GIVEN INSTRUCTION: Write out all entries word for word.

§

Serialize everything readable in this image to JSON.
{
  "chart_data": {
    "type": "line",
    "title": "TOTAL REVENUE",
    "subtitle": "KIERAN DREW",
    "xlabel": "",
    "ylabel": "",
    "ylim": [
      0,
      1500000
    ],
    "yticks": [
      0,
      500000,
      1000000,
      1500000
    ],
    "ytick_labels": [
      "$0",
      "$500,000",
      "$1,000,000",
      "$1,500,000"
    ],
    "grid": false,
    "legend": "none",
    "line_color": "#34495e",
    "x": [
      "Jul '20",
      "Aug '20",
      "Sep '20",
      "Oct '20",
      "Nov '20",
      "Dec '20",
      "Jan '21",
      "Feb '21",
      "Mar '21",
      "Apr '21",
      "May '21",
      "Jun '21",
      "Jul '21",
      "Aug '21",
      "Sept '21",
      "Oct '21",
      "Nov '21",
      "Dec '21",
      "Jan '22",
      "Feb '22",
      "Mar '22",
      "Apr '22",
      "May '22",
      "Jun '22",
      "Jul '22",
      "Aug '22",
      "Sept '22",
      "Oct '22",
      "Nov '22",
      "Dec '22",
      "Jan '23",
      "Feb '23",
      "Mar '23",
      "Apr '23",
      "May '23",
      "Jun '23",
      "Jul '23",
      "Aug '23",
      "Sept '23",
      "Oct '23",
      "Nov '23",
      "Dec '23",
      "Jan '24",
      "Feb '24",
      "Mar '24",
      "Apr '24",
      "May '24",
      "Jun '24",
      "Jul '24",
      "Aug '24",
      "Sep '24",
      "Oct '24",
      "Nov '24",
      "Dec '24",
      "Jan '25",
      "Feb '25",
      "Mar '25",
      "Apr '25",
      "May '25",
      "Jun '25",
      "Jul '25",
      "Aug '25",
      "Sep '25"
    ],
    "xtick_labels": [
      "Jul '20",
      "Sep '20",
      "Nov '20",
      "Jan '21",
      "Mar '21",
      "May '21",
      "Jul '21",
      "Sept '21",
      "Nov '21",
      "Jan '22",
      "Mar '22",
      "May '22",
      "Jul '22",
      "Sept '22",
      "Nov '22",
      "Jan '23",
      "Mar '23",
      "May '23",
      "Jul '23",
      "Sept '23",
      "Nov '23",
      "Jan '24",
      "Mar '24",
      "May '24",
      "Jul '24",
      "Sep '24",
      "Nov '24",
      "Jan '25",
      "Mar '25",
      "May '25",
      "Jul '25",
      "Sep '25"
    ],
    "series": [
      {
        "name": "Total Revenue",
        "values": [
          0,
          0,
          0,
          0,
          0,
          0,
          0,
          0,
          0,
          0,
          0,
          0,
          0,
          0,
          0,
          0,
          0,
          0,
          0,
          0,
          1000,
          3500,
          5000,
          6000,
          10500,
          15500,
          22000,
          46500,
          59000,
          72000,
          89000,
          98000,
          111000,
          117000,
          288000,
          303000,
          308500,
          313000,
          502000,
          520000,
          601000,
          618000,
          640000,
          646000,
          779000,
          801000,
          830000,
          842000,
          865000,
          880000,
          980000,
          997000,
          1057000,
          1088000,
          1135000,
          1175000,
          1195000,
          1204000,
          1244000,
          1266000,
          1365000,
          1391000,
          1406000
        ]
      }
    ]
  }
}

§

WRITTEN SOLUTION:
Serialize everything readable in this image to JSON.
{
  "chart_data": {
    "type": "line",
    "title": "TOTAL REVENUE",
    "subtitle": "KIERAN DREW",
    "xlabel": "",
    "ylabel": "",
    "ylim": [
      0,
      1500000
    ],
    "yticks": [
      0,
      500000,
      1000000,
      1500000
    ],
    "ytick_labels": [
      "$0",
      "$500,000",
      "$1,000,000",
      "$1,500,000"
    ],
    "grid": false,
    "legend": "none",
    "line_color": "#34495e",
    "x": [
      "Jul '20",
      "Aug '20",
      "Sep '20",
      "Oct '20",
      "Nov '20",
      "Dec '20",
      "Jan '21",
      "Feb '21",
      "Mar '21",
      "Apr '21",
      "May '21",
      "Jun '21",
      "Jul '21",
      "Aug '21",
      "Sept '21",
      "Oct '21",
      "Nov '21",
      "Dec '21",
      "Jan '22",
      "Feb '22",
      "Mar '22",
      "Apr '22",
      "May '22",
      "Jun '22",
      "Jul '22",
      "Aug '22",
      "Sept '22",
      "Oct '22",
      "Nov '22",
      "Dec '22",
      "Jan '23",
      "Feb '23",
      "Mar '23",
      "Apr '23",
      "May '23",
      "Jun '23",
      "Jul '23",
      "Aug '23",
      "Sept '23",
      "Oct '23",
      "Nov '23",
      "Dec '23",
      "Jan '24",
      "Feb '24",
      "Mar '24",
      "Apr '24",
      "May '24",
      "Jun '24",
      "Jul '24",
      "Aug '24",
      "Sep '24",
      "Oct '24",
      "Nov '24",
      "Dec '24",
      "Jan '25",
      "Feb '25",
      "Mar '25",
      "Apr '25",
      "May '25",
      "Jun '25",
      "Jul '25",
      "Aug '25",
      "Sep '25"
    ],
    "xtick_labels": [
      "Jul '20",
      "Sep '20",
      "Nov '20",
      "Jan '21",
      "Mar '21",
      "May '21",
      "Jul '21",
      "Sept '21",
      "Nov '21",
      "Jan '22",
      "Mar '22",
      "May '22",
      "Jul '22",
      "Sept '22",
      "Nov '22",
      "Jan '23",
      "Mar '23",
      "May '23",
      "Jul '23",
      "Sept '23",
      "Nov '23",
      "Jan '24",
      "Mar '24",
      "May '24",
      "Jul '24",
      "Sep '24",
      "Nov '24",
      "Jan '25",
      "Mar '25",
      "May '25",
      "Jul '25",
      "Sep '25"
    ],
    "series": [
      {
        "name": "Total Revenue",
        "values": [
          0,
          0,
          0,
          0,
          0,
          0,
          0,
          0,
          0,
          0,
          0,
          0,
          0,
          0,
          0,
          0,
          0,
          0,
          0,
          0,
          1000,
          3500,
          5000,
          6000,
          10500,
          15500,
          22000,
          46500,
          59000,
          72000,
          89000,
          98000,
          111000,
          117000,
          288000,
          303000,
          308500,
          313000,
          502000,
          520000,
          601000,
          618000,
          640000,
          646000,
          779000,
          801000,
          830000,
          842000,
          865000,
          880000,
          980000,
          997000,
          1057000,
          1088000,
          1135000,
          1175000,
          1195000,
          1204000,
          1244000,
          1266000,
          1365000,
          1391000,
          1406000
        ]
      }
    ]
  }
}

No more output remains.